>> begin Entries
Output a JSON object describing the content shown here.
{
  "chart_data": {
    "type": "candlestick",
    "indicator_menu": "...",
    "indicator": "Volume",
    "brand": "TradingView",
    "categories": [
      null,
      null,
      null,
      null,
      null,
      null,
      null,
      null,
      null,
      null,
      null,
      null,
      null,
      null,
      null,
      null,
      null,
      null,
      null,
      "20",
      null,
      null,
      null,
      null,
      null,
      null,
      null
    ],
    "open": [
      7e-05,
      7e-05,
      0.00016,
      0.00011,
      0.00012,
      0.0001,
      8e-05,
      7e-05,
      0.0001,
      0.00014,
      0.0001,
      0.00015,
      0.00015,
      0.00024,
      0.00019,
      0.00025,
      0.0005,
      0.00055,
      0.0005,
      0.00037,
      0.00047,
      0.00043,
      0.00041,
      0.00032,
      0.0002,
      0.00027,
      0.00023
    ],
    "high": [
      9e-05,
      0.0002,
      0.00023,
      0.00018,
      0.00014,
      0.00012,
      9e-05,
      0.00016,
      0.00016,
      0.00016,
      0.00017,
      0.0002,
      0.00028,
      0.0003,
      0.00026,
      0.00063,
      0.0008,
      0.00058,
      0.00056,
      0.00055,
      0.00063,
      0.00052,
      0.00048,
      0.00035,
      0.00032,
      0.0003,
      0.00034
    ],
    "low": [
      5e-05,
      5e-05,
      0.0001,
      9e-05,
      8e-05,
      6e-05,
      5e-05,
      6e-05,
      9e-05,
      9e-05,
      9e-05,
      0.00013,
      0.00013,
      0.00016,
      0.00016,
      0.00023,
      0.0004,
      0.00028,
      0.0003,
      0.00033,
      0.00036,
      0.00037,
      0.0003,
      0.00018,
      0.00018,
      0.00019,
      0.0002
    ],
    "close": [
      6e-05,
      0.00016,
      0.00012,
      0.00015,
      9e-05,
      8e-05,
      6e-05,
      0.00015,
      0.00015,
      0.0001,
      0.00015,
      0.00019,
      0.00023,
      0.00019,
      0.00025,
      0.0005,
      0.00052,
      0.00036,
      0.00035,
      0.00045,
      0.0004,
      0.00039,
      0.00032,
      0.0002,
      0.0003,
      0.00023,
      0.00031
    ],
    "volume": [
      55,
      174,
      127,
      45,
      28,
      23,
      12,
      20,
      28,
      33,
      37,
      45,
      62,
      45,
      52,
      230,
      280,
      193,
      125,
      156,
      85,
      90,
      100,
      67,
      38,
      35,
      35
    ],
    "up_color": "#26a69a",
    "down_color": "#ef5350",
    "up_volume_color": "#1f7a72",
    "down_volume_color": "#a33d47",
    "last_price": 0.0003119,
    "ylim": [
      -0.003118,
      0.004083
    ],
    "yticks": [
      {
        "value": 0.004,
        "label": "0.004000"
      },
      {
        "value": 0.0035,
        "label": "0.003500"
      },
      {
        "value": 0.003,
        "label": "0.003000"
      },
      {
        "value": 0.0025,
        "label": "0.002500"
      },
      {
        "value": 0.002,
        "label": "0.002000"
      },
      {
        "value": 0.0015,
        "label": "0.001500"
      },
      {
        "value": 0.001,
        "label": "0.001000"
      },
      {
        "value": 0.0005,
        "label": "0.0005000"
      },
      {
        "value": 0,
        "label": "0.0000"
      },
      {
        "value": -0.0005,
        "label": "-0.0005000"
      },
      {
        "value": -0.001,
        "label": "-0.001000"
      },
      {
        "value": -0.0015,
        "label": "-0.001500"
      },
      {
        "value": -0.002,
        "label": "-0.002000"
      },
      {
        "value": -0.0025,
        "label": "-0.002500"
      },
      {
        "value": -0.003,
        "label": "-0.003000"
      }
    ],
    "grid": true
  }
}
>> end Entries
### [What needs to be done]
The data above must be returned in full, exactly as written.

### [Solved problem]
Output a JSON object describing the content shown here.
{
  "chart_data": {
    "type": "candlestick",
    "indicator_menu": "...",
    "indicator": "Volume",
    "brand": "TradingView",
    "categories": [
      null,
      null,
      null,
      null,
      null,
      null,
      null,
      null,
      null,
      null,
      null,
      null,
      null,
      null,
      null,
      null,
      null,
      null,
      null,
      "20",
      null,
      null,
      null,
      null,
      null,
      null,
      null
    ],
    "open": [
      7e-05,
      7e-05,
      0.00016,
      0.00011,
      0.00012,
      0.0001,
      8e-05,
      7e-05,
      0.0001,
      0.00014,
      0.0001,
      0.00015,
      0.00015,
      0.00024,
      0.00019,
      0.00025,
      0.0005,
      0.00055,
      0.0005,
      0.00037,
      0.00047,
      0.00043,
      0.00041,
      0.00032,
      0.0002,
      0.00027,
      0.00023
    ],
    "high": [
      9e-05,
      0.0002,
      0.00023,
      0.00018,
      0.00014,
      0.00012,
      9e-05,
      0.00016,
      0.00016,
      0.00016,
      0.00017,
      0.0002,
      0.00028,
      0.0003,
      0.00026,
      0.00063,
      0.0008,
      0.00058,
      0.00056,
      0.00055,
      0.00063,
      0.00052,
      0.00048,
      0.00035,
      0.00032,
      0.0003,
      0.00034
    ],
    "low": [
      5e-05,
      5e-05,
      0.0001,
      9e-05,
      8e-05,
      6e-05,
      5e-05,
      6e-05,
      9e-05,
      9e-05,
      9e-05,
      0.00013,
      0.00013,
      0.00016,
      0.00016,
      0.00023,
      0.0004,
      0.00028,
      0.0003,
      0.00033,
      0.00036,
      0.00037,
      0.0003,
      0.00018,
      0.00018,
      0.00019,
      0.0002
    ],
    "close": [
      6e-05,
      0.00016,
      0.00012,
      0.00015,
      9e-05,
      8e-05,
      6e-05,
      0.00015,
      0.00015,
      0.0001,
      0.00015,
      0.00019,
      0.00023,
      0.00019,
      0.00025,
      0.0005,
      0.00052,
      0.00036,
      0.00035,
      0.00045,
      0.0004,
      0.00039,
      0.00032,
      0.0002,
      0.0003,
      0.00023,
      0.00031
    ],
    "volume": [
      55,
      174,
      127,
      45,
      28,
      23,
      12,
      20,
      28,
      33,
      37,
      45,
      62,
      45,
      52,
      230,
      280,
      193,
      125,
      156,
      85,
      90,
      100,
      67,
      38,
      35,
      35
    ],
    "up_color": "#26a69a",
    "down_color": "#ef5350",
    "up_volume_color": "#1f7a72",
    "down_volume_color": "#a33d47",
    "last_price": 0.0003119,
    "ylim": [
      -0.003118,
      0.004083
    ],
    "yticks": [
      {
        "value": 0.004,
        "label": "0.004000"
      },
      {
        "value": 0.0035,
        "label": "0.003500"
      },
      {
        "value": 0.003,
        "label": "0.003000"
      },
      {
        "value": 0.0025,
        "label": "0.002500"
      },
      {
        "value": 0.002,
        "label": "0.002000"
      },
      {
        "value": 0.0015,
        "label": "0.001500"
      },
      {
        "value": 0.001,
        "label": "0.001000"
      },
      {
        "value": 0.0005,
        "label": "0.0005000"
      },
      {
        "value": 0,
        "label": "0.0000"
      },
      {
        "value": -0.0005,
        "label": "-0.0005000"
      },
      {
        "value": -0.001,
        "label": "-0.001000"
      },
      {
        "value": -0.0015,
        "label": "-0.001500"
      },
      {
        "value": -0.002,
        "label": "-0.002000"
      },
      {
        "value": -0.0025,
        "label": "-0.002500"
      },
      {
        "value": -0.003,
        "label": "-0.003000"
      }
    ],
    "grid": true
  }
}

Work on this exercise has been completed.